## What you have to do
Report the number of lines where the string "Людмила" occurs, and write nothing else.

## Material for this exercise

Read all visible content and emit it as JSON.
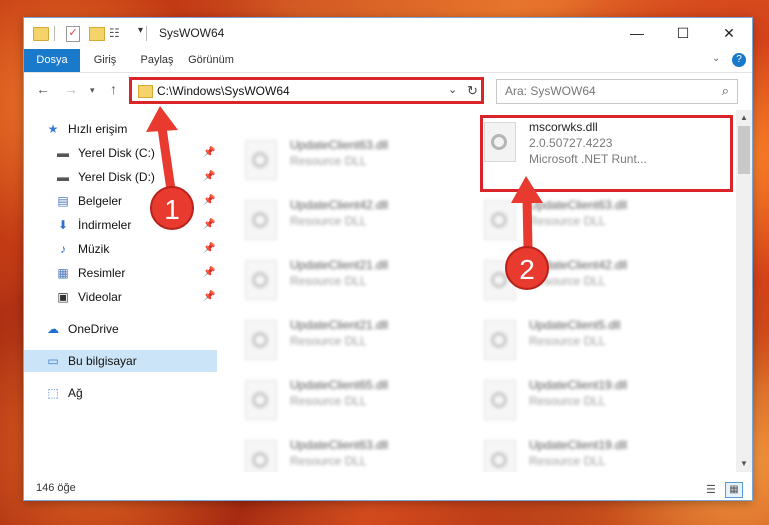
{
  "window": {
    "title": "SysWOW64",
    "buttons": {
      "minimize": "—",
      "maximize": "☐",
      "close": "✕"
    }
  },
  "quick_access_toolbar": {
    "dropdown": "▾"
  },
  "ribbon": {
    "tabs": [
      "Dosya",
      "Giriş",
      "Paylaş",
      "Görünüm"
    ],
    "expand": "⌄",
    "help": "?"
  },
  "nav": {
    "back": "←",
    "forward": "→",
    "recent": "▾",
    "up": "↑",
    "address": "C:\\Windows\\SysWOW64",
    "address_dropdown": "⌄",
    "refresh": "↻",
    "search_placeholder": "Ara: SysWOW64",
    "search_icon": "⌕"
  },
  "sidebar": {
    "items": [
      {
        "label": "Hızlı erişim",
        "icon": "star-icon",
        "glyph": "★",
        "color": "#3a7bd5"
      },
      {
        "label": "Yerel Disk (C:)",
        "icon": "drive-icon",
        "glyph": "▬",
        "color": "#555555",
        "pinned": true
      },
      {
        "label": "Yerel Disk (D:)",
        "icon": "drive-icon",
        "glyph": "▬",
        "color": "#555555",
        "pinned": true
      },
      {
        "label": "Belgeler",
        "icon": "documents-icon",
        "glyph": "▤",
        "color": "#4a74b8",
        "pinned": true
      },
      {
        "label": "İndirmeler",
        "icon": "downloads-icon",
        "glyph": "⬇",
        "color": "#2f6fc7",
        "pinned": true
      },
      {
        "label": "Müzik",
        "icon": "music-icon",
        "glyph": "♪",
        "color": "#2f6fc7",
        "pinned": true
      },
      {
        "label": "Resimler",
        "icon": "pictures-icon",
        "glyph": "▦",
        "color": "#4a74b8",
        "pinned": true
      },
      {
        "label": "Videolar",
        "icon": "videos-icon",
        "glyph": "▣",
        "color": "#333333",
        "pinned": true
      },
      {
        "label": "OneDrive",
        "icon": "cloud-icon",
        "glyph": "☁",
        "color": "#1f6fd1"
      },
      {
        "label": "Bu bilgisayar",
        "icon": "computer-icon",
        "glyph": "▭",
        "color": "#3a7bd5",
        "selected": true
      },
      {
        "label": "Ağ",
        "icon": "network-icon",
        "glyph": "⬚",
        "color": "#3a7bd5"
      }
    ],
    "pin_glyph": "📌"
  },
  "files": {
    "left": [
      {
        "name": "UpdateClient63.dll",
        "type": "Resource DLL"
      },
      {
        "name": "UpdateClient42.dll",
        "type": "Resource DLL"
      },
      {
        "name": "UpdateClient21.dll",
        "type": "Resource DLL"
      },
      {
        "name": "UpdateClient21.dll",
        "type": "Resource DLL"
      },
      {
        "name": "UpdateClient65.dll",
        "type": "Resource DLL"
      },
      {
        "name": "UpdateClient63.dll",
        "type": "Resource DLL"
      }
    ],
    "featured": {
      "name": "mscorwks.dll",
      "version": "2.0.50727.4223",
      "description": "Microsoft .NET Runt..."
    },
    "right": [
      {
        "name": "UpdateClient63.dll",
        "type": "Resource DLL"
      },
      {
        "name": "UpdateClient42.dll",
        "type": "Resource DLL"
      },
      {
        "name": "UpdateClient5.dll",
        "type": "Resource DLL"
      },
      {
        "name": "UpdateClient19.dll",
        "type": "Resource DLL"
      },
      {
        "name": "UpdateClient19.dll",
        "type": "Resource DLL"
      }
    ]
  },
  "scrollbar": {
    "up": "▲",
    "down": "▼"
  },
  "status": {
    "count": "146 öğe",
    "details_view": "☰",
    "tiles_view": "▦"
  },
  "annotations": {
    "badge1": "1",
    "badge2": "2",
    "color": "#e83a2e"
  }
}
==
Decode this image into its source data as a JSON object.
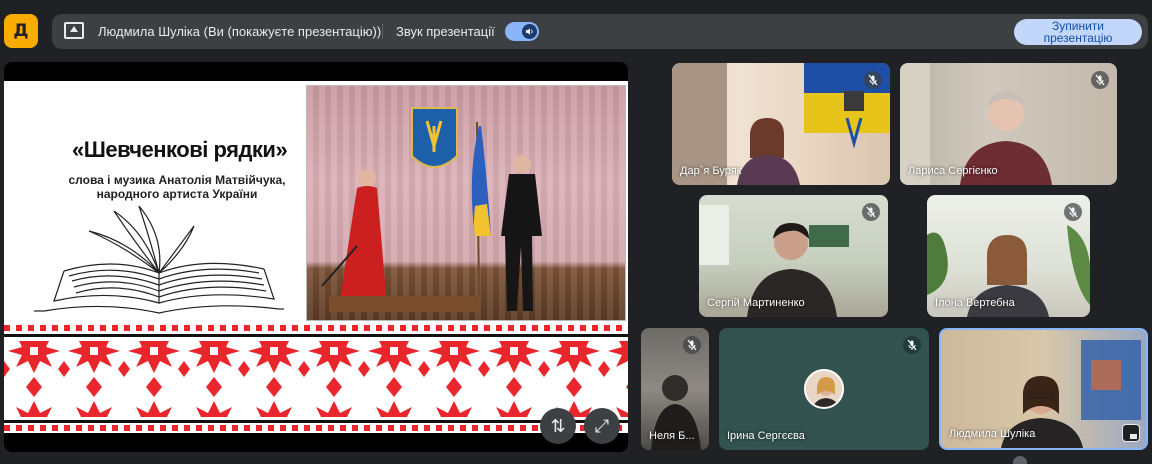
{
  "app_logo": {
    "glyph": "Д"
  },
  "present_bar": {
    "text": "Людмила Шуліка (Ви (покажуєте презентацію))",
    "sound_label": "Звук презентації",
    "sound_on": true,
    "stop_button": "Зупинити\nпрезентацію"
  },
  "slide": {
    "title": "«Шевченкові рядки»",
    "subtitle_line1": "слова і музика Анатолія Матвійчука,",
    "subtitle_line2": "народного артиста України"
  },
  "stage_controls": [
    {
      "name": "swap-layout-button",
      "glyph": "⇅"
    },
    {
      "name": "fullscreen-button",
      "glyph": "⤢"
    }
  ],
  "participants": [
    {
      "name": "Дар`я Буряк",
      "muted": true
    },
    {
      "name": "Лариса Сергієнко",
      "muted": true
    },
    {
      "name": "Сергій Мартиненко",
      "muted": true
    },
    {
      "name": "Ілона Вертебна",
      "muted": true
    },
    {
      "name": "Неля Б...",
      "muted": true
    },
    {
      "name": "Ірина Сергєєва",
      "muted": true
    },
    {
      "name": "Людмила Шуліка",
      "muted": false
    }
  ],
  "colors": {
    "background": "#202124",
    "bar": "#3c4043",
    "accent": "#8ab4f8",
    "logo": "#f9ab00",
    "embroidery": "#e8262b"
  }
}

## Result of this exercise
2